TEXTO PROPORCIONADO.
————
Primero porque decir FM De la Calle es, desde su fundación, un lugar no solo escuchado por quienes hacen, investigan, crean, trabajan en la cultura sino que es un medio comunitario que está construido por quienes hacen, investigan, crean y trabajan en la cultura.

Es lógico entonces que intentemos proponer, además de la agenda periodística general, una propuesta que puede poner la lupa de nuestros micrófonos en aquello que se piensa en la ciudad, aquello que se inventa, aquello que se crea.

Siempre se dice que es muy difícil definir qué es cultura. Diríamos que es un lugar común del posmodernismo señalar casi ante cualquier término: no hay una sola definición de tal cosa y hay tantas definiciones como… etc.

Decía Ricardo Piglia en sus clases televisadas sobre Borges, acerca de esta postura de decir que todo es difícil de definir para no definir nada:

“Como se suele pensar ahora en el cinismo obligatorio actual. Que la verdad no existe, que no hay totalidad… No habrá totalidad pero el sujeto se maneja con una totalidad. Si no ¿cómo hace? No puede ni tomar el colectivo. Si no sabe que el 60 va hasta tal lugar, si no sabe la totalidad y piensa: no, está todo fragmentado… ¿Qué va a hacer?

Después volverá a la casa y se mandará una teoría sobre que en realidad se terminaron los grandes relatos y todas esas tonterías. Entonces no hay totalidad. Como no hay totalidad, no hay sentido”.

Buscan que no haya sentido. Y puede ser que no haya sentido absoluto pero también es cierto, como señalaba Piglia, que para movernos en esto que llamamos mundo tenemos que ponernos más o menos de acuerdo en el nombre de las cosas, en la descripción de para qué sirven y en para qué queremos que las cosas existan o no.

Decir que “cultura es todo” hoy es decir nada. Por izquierda decir eso es ponerse el bonete de gramsciano, total, con decir eso parece que uno se leyó las obras completas del italiano y poner cara de intelectual. Por derecha decir “cultura es todo” les permite introducir en el ámbito de lo cultural cualquier tipo de negocios, ya sea carritos de comida -que por algún motivo son mencionados en otro idioma- o cualquier otro tipo de negocio que no favorece a nadie más que al que factura con ello.

Tomar mate es un hecho cultural en un sentido antropológico pero no lo convierte a uno en Kafka, del mismo modo que comer fideos los domingos no lo convierte a uno en italiano. Kafka se hace Kafka trabajando, escribiendo, sobre todo leyendo, comprometido con comprender el mundo y con los dramas que lo constituyen. Dramas que son comunes para todos y para todas. El arte habla de estas cosas. De las cosas comunes. Comunes a los seres humanos. La italianidad no la otorgan ni la formalidad de la ciudadanía ni una práctica aislada sino la transmisión concreta, la práctica de la abuela.

O sea, la cultura se adquiere a través del trabajo de otros que laburaron antes que yo y de mis propios aportes. O al menos intentos de aportes.
————
MATERIAL PROPORCIONADO.

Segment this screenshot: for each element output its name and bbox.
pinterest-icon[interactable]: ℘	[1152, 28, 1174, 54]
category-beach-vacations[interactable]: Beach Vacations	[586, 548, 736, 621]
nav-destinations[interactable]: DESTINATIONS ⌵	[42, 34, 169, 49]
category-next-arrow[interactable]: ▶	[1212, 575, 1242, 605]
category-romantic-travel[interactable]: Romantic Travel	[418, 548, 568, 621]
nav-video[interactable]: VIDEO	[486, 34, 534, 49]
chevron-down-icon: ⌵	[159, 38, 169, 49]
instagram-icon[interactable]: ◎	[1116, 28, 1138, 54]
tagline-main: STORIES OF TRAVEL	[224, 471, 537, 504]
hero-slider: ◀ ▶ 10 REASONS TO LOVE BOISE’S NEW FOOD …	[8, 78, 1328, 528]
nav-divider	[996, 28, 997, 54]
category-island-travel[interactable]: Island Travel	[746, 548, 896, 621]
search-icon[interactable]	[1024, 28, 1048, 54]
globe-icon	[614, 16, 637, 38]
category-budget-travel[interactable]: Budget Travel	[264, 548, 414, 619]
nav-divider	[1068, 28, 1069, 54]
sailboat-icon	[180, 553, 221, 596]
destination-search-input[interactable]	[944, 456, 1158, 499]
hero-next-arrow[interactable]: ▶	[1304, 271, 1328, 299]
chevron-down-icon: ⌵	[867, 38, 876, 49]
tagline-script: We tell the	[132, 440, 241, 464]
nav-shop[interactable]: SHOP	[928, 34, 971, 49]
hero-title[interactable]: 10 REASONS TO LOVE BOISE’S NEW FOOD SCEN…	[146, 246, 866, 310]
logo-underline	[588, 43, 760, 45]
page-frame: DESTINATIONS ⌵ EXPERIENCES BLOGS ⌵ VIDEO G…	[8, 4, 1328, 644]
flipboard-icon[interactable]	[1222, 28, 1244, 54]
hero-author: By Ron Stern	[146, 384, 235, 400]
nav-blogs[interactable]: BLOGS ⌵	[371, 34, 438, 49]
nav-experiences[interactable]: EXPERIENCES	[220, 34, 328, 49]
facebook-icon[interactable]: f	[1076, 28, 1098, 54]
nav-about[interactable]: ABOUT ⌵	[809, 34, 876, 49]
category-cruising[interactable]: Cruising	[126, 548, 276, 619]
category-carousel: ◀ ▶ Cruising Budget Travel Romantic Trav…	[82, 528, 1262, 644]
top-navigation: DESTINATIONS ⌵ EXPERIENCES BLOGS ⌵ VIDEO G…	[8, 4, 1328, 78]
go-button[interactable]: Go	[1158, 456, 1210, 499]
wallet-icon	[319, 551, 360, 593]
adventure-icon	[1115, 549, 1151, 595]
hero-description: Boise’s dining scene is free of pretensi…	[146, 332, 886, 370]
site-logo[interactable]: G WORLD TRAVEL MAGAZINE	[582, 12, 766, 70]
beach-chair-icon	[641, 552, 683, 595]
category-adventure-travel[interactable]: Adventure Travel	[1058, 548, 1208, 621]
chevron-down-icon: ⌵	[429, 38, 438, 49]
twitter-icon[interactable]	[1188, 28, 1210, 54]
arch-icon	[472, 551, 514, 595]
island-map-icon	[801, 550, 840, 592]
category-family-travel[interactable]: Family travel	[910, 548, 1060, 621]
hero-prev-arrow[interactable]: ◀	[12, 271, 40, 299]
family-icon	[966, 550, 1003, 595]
————
INSTRUCCIONES.
A. Cita del texto sobre la cultura el pasaje que empieza con "Es lógico entonces" y sigue hasta "que se crea.".
B. Continúa el texto sobre la cultura desde donde termina.
El material no guarda relación con el texto sobre la cultura.

RESPUESTAS ESPERADAS.
A.
Es lógico entonces que intentemos proponer, además de la agenda periodística general, una propuesta que puede poner la lupa de nuestros micrófonos en aquello que se piensa en la ciudad, aquello que se inventa, aquello que se crea.

B.
La cultura y el conocimiento son un bien común. La ONU, la UNESCO y otras fábulas de la democracia global formal recomiendan legislaciones y hay países como Argentina que hasta los incorporan a sus constituciones. Pero no es cierto que esto funcione así en la realidad.

Acceder a los recursos culturales existentes, al arte y al conocimiento debería ser una de las cosas más básicas y más al alcance. Sin embargo, entre ansiedades y angustias, la industria va moldeando ciudadanías de mercado y los estados no garantizan políticas públicas sostenidas que permitan que las desigualdades no dejen fuera a millones.

Y este es un problema político central. Era un lugar común en el siglo pasado que una persona que no supiera leer o escribir corría mayor riesgo de manipulación política que otra que haya accedido a la posibilidad de estudiar. Se suponía –y era una vieja premisa no solo de las izquierdas, sino de aquellos sectores que buscaran un país que pudiera sostenerse, de Sarmiento a esta parte- que cuánto mayor fuera el acceso de los pueblos al conocimiento, mayor capacidad de autonomía tendríamos, como pueblo y como país. Incluso como personas de una en una.

En la actualidad, en general, en las plataformas políticas no figura ni por asomo el tema cultural, el tema de cómo se construyen las subjetividades (tema del que el capitalismo se viene ocupando sistemáticamente y bien le va). Cuando aparece el tema, aparece bajo la órbita del “entretenimiento”. ¿Qué diferencia hay entonces entre un liberal y un defensor de la intervención del estado si ambos miran el problema desde el mismo lente?

Un grillo en tu almohada intentará aportar buscando acertar con las preguntas. Es cierto, nadie es dueño de la verdad. Pero hoy, en este capitalismo global al que solíamos llamar imperialismo, unos pocos son dueños de todos los bienes culturales y millones viven despojados de su derecho más básico: acceder a las herramientas universales pensar con cabeza propia, tener los recursos culturales a disposición para poder desear algo más que lo que me ofrece la última publicidad en Instagram.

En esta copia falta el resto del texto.